TASK REQUIREMENTS - What is the number of lines containing the string "Limestone"? Answer with the number only.

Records

::::::::

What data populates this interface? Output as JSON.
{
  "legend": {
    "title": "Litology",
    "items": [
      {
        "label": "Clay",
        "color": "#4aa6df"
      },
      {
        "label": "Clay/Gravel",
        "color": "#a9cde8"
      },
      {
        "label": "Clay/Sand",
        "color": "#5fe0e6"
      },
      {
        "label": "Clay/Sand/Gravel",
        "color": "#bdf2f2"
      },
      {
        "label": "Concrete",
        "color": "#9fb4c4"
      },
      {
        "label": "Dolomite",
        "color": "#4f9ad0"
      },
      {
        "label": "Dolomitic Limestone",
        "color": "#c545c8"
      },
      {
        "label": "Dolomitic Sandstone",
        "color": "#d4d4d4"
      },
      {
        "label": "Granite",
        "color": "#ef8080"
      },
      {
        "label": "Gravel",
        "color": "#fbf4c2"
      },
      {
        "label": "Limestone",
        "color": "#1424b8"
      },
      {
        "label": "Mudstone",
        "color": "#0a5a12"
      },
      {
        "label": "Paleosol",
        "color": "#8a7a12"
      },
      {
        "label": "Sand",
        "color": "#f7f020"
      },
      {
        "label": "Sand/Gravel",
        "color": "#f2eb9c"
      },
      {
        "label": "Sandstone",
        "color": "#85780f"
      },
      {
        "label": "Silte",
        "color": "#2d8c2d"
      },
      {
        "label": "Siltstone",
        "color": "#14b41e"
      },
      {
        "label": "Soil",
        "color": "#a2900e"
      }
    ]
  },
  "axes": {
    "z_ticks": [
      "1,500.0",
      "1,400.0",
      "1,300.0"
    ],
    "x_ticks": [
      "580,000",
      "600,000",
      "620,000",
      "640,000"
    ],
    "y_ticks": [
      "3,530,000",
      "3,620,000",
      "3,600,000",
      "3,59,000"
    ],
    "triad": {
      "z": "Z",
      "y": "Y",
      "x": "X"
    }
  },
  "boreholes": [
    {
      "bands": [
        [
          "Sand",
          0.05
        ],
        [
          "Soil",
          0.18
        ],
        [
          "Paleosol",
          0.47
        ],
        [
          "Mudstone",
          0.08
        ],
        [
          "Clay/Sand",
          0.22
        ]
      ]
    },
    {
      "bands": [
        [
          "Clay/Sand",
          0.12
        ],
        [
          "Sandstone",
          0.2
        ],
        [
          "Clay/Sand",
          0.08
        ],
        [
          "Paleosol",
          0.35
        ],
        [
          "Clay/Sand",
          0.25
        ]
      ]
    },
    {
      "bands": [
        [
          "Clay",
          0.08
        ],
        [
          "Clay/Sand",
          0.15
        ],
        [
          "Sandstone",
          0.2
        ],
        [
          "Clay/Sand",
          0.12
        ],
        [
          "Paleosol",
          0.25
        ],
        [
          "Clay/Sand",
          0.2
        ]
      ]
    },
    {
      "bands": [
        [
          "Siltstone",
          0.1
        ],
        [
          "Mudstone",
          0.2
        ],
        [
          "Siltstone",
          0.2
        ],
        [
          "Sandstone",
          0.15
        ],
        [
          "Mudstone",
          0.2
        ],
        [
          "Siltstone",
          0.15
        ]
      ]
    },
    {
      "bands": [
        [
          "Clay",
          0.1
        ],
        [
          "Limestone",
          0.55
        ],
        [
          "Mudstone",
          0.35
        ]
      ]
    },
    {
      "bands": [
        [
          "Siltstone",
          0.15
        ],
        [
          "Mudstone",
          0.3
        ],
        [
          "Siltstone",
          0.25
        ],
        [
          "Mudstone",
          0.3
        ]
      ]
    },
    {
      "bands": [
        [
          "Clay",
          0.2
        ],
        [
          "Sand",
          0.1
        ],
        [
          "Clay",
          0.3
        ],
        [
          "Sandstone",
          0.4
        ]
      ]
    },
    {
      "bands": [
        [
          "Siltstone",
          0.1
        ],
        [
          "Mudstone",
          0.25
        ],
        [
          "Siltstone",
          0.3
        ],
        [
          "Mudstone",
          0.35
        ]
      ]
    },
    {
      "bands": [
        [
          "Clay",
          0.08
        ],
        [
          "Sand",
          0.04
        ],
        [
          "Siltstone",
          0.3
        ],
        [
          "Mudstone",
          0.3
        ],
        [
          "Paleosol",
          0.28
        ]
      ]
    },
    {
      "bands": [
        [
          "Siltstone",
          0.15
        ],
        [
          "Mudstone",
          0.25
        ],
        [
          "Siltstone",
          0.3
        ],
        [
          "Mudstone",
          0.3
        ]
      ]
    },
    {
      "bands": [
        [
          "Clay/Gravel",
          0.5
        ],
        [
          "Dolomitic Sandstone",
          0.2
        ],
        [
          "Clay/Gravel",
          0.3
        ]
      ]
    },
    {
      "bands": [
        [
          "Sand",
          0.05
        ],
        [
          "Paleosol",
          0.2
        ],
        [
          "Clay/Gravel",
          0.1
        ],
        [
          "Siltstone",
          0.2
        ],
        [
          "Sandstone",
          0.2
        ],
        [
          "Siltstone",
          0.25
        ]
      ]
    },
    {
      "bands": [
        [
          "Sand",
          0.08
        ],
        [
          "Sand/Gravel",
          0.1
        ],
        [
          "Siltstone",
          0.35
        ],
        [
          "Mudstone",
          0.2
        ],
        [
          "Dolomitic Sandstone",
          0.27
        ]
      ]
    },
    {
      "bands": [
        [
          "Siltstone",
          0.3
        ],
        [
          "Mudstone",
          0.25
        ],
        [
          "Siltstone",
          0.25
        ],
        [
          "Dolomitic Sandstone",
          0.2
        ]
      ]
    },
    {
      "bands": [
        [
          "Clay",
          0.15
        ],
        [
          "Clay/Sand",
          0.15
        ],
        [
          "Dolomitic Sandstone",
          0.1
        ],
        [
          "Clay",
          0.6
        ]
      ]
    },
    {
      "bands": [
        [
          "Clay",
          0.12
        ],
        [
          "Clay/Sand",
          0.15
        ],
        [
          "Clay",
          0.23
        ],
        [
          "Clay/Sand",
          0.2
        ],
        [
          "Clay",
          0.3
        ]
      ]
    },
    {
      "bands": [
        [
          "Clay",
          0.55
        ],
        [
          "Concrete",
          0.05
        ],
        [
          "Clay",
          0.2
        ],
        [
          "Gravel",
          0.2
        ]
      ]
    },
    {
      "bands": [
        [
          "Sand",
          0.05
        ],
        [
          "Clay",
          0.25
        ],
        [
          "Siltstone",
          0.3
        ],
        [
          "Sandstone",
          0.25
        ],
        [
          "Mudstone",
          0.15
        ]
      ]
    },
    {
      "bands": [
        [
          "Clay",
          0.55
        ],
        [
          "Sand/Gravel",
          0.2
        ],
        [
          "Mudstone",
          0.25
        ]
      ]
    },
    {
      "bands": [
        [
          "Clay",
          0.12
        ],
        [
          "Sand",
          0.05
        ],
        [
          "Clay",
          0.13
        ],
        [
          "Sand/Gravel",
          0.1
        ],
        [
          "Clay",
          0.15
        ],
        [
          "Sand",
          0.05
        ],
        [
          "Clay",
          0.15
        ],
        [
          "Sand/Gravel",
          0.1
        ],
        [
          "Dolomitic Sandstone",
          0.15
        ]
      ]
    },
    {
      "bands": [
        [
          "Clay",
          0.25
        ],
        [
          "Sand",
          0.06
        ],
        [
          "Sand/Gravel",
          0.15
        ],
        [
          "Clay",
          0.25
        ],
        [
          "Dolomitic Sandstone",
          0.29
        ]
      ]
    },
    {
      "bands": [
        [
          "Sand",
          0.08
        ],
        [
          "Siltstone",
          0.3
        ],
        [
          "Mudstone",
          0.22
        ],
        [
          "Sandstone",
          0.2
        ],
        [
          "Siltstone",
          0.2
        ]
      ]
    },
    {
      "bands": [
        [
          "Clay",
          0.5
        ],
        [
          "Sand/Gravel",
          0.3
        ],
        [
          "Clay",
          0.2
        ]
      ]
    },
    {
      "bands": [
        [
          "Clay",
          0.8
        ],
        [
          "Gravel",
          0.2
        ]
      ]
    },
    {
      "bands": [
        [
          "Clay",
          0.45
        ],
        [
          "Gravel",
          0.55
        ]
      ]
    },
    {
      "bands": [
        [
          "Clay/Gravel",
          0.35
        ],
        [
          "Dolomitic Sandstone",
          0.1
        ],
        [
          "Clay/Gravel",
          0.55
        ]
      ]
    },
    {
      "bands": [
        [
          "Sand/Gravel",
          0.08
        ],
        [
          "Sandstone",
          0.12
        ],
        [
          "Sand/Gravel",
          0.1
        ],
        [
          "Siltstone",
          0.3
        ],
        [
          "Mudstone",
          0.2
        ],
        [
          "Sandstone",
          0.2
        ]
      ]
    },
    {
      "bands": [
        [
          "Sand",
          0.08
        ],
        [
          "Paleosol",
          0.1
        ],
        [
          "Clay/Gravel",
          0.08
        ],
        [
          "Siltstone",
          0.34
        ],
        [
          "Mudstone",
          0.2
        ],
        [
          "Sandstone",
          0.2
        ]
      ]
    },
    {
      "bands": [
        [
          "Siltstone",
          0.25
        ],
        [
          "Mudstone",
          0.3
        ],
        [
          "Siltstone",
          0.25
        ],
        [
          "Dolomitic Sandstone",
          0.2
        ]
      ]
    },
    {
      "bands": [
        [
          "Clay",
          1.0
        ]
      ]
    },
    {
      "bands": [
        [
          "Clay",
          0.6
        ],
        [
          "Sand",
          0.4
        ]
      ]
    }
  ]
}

::::::::

RESPONSE TO THIS TASK - 3